● **Set task**: Filter for the word "screenshot" and keep each matching line.

## start Dataset content

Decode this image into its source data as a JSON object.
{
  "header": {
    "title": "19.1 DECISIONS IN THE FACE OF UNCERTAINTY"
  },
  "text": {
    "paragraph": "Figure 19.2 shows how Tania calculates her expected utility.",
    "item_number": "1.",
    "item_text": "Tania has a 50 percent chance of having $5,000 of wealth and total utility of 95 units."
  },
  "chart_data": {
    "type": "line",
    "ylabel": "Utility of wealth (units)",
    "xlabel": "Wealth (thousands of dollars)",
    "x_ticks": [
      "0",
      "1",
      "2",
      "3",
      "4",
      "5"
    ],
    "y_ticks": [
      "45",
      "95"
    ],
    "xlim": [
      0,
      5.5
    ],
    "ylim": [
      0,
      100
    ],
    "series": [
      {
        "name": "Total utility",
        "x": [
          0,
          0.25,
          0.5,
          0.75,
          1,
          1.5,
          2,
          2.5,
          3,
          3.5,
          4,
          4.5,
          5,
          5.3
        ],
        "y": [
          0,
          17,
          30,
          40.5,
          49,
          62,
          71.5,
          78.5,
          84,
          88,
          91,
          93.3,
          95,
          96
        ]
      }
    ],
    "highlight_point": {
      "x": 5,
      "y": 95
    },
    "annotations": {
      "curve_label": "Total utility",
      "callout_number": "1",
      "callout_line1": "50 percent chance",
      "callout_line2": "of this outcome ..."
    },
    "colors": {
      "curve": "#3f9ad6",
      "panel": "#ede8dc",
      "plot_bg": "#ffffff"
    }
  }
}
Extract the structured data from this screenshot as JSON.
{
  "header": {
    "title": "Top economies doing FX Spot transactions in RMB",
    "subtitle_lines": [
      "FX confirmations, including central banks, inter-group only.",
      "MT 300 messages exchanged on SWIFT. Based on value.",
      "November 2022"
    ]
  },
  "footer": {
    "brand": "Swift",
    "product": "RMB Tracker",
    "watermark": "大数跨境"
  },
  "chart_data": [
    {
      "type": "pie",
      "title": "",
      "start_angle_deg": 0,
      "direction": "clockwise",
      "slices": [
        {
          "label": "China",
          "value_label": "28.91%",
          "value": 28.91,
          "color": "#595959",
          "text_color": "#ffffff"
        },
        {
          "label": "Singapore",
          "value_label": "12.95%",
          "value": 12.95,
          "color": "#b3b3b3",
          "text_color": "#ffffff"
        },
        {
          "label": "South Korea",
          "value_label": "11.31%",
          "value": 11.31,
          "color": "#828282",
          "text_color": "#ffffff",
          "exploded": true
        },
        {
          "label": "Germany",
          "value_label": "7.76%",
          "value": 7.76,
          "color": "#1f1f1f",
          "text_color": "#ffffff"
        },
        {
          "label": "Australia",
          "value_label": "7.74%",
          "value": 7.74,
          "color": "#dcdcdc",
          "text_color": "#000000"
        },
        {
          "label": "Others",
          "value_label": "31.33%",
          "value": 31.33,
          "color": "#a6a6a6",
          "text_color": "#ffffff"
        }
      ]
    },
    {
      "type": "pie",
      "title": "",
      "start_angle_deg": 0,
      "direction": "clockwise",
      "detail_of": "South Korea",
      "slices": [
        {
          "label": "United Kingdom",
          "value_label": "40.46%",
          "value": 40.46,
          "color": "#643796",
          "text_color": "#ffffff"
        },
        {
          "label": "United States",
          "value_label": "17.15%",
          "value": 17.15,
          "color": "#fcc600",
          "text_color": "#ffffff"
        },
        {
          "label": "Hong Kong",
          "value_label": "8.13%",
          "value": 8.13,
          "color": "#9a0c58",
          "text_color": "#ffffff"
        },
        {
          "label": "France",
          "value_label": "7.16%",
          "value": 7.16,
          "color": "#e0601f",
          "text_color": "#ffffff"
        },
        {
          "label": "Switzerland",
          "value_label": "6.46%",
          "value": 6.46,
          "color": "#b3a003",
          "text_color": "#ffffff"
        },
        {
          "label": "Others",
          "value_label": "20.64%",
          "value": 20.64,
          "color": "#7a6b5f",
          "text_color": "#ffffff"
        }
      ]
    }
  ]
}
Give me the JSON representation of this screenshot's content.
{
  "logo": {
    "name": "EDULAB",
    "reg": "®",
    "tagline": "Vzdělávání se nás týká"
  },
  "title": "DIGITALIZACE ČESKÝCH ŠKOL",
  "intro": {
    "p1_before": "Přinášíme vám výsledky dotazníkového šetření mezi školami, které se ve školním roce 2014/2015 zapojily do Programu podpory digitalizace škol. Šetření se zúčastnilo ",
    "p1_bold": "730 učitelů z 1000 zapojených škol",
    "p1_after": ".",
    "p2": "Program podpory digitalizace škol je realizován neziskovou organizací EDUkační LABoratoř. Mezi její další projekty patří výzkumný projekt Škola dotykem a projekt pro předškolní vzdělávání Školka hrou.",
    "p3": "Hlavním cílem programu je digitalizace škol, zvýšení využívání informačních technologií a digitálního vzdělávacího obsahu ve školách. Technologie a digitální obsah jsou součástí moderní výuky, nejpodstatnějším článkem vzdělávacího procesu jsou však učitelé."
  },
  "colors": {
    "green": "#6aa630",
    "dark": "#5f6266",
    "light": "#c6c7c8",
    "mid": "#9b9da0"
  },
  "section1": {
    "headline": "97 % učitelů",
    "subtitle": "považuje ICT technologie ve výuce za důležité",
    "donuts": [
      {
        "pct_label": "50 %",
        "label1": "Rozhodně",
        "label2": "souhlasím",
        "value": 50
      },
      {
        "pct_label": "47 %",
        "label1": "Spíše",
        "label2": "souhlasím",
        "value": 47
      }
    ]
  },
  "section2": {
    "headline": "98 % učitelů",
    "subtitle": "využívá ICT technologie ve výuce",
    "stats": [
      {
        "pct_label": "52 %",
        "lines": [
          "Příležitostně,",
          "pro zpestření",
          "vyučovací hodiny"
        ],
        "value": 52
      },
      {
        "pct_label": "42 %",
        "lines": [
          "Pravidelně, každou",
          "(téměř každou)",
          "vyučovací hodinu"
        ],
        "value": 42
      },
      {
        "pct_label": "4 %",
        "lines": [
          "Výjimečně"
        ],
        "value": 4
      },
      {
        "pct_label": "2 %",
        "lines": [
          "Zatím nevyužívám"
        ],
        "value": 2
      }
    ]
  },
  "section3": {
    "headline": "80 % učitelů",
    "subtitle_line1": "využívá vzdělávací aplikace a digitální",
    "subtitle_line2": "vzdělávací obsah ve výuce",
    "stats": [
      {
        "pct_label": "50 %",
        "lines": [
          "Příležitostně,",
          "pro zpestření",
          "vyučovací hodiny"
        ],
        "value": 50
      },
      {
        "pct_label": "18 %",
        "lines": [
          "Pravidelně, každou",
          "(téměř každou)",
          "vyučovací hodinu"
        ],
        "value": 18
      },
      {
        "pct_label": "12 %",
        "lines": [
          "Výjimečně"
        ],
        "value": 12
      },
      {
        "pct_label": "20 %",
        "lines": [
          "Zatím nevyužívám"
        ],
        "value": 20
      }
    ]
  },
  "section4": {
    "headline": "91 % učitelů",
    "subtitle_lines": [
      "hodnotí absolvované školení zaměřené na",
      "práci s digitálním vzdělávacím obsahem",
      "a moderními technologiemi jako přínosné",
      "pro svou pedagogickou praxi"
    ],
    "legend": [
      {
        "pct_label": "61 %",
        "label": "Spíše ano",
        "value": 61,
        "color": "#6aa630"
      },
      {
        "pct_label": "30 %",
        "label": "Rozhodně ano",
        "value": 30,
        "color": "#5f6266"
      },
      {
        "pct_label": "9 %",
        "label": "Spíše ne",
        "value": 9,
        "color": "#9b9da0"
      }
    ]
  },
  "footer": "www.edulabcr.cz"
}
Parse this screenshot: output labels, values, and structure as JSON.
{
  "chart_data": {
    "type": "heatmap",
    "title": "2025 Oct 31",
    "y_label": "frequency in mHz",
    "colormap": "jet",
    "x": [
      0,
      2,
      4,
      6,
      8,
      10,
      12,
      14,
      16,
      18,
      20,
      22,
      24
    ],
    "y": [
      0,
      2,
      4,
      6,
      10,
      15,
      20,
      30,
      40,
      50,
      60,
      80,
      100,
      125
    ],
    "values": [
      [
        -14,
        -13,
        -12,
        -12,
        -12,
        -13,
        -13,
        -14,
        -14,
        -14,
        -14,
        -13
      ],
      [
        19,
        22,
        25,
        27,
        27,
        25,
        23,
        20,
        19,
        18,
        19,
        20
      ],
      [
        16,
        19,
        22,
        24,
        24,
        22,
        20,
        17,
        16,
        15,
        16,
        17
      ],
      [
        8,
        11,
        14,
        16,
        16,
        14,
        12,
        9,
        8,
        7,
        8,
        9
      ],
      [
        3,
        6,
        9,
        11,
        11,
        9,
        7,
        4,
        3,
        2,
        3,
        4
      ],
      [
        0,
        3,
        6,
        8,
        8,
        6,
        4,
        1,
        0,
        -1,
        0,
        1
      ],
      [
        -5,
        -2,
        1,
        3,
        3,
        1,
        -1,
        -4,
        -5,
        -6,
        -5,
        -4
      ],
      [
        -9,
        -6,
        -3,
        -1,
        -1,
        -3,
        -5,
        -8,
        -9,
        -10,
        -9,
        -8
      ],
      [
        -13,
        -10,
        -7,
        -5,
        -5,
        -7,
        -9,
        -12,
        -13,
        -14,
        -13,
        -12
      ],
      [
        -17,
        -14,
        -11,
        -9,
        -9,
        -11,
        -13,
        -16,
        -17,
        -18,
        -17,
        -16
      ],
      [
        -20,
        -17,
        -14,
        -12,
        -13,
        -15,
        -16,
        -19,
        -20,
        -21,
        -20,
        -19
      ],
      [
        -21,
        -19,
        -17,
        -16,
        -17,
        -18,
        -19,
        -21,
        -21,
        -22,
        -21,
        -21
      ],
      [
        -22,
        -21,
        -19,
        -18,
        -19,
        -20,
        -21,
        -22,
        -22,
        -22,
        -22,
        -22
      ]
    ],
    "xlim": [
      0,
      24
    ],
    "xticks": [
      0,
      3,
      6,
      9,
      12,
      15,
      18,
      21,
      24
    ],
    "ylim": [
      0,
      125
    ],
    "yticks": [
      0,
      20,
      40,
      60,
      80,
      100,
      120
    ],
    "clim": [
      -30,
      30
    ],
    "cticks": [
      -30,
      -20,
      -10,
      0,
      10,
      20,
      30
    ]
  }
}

## end Dataset content

● **Response to the exercise**:
Extract the structured data from this screenshot as JSON.
Give me the JSON representation of this screenshot's content.
Parse this screenshot: output labels, values, and structure as JSON.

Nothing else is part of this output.